[Entries taken from a collection]

-=-=-

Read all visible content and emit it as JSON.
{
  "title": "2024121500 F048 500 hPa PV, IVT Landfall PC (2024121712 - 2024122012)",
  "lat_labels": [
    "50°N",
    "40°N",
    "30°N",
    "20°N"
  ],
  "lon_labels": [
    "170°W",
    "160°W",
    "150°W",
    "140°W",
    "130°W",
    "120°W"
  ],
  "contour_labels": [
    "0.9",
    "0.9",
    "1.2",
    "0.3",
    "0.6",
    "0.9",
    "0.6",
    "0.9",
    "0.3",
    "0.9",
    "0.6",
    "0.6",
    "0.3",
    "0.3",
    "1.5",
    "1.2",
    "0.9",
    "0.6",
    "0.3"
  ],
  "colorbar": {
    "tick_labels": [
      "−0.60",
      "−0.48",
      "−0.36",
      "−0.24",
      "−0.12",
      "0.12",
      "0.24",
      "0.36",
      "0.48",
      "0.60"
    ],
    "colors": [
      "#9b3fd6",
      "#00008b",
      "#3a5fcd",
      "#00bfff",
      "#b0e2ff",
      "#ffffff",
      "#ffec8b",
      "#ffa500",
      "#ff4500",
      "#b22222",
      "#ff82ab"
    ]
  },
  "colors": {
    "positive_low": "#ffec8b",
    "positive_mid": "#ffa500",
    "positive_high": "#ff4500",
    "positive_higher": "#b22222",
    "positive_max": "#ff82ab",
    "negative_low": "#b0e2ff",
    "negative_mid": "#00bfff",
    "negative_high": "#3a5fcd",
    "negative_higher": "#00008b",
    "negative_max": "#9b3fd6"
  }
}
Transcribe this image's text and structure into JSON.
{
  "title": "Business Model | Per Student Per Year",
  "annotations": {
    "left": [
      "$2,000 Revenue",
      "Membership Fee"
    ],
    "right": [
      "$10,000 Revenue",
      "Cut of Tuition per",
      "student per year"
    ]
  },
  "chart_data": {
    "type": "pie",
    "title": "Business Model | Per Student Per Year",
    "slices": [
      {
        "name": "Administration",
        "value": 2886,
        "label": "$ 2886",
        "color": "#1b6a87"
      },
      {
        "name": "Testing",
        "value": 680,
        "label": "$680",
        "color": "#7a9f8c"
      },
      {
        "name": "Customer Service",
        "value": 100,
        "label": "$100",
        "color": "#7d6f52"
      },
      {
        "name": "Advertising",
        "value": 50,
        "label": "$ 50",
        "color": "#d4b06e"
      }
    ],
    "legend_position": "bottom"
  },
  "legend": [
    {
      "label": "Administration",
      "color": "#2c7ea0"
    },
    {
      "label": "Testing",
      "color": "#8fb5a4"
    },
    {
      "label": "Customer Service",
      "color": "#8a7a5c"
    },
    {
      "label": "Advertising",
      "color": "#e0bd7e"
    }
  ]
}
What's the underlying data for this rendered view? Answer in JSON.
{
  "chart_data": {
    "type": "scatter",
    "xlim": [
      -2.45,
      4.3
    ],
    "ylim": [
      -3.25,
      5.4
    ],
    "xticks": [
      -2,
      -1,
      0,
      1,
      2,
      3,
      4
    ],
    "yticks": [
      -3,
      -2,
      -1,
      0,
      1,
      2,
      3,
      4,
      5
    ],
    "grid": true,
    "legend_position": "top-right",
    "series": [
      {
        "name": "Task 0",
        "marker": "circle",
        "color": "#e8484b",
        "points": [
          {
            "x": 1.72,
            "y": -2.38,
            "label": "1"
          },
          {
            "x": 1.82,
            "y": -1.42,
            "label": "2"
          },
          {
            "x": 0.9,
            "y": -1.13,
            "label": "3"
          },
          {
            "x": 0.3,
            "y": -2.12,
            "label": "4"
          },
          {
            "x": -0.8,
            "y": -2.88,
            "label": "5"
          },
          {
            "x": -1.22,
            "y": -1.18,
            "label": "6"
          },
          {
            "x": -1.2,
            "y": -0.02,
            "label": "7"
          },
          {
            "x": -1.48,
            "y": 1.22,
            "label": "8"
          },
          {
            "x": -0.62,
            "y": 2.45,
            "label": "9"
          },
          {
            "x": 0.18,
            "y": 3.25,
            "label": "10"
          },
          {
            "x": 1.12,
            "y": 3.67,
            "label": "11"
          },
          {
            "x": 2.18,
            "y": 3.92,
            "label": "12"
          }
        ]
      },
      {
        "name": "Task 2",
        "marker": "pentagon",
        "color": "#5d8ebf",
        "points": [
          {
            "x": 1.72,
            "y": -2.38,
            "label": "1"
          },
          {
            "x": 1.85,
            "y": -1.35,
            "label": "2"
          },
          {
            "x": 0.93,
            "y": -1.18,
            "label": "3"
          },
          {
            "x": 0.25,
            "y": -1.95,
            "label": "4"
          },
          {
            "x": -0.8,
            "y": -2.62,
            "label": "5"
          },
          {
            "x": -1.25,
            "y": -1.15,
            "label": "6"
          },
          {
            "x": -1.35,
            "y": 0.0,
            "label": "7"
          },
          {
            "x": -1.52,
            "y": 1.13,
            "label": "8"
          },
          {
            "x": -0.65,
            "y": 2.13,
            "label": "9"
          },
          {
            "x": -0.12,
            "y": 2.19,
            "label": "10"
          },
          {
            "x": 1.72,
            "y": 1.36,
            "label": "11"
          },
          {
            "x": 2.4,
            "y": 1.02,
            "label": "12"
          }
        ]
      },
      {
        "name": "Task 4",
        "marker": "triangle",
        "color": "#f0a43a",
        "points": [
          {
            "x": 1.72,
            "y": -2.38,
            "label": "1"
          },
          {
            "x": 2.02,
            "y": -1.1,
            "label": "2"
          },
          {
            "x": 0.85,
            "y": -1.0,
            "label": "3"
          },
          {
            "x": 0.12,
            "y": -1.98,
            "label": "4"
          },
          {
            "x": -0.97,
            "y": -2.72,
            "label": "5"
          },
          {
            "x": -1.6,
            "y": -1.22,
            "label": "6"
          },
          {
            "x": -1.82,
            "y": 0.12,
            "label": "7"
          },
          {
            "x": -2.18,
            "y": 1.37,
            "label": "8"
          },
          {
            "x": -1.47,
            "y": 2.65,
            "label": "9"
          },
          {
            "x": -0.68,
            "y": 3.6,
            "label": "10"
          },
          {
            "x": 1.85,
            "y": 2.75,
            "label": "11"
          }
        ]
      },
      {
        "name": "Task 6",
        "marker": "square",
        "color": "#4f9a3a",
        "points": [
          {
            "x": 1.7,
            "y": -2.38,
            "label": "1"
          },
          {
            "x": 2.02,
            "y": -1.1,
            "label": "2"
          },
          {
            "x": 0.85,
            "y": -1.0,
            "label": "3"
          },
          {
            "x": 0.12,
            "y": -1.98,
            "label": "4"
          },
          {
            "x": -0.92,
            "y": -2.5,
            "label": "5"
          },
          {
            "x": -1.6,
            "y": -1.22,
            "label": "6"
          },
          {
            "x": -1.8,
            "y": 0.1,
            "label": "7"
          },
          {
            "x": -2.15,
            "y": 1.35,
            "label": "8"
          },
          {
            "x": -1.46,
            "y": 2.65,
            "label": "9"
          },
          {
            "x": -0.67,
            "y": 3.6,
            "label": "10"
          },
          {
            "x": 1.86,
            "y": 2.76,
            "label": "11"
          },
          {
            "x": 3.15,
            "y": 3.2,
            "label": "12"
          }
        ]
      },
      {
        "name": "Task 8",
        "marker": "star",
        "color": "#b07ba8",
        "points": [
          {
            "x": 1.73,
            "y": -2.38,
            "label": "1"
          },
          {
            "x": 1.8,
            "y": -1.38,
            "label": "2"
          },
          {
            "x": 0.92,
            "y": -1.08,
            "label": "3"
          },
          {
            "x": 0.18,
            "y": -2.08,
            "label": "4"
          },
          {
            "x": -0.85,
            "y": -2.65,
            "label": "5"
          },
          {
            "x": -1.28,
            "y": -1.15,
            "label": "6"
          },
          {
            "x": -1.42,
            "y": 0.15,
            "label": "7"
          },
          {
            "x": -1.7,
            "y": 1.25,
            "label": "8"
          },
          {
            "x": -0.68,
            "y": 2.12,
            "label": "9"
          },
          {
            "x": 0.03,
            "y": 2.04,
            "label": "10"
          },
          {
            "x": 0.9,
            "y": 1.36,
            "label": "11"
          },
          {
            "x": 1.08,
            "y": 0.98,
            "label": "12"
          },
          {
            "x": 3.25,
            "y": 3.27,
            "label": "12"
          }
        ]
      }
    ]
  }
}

-=-=-

Tally every line of the listing that holds the string "Administration", then give the number by itself.

2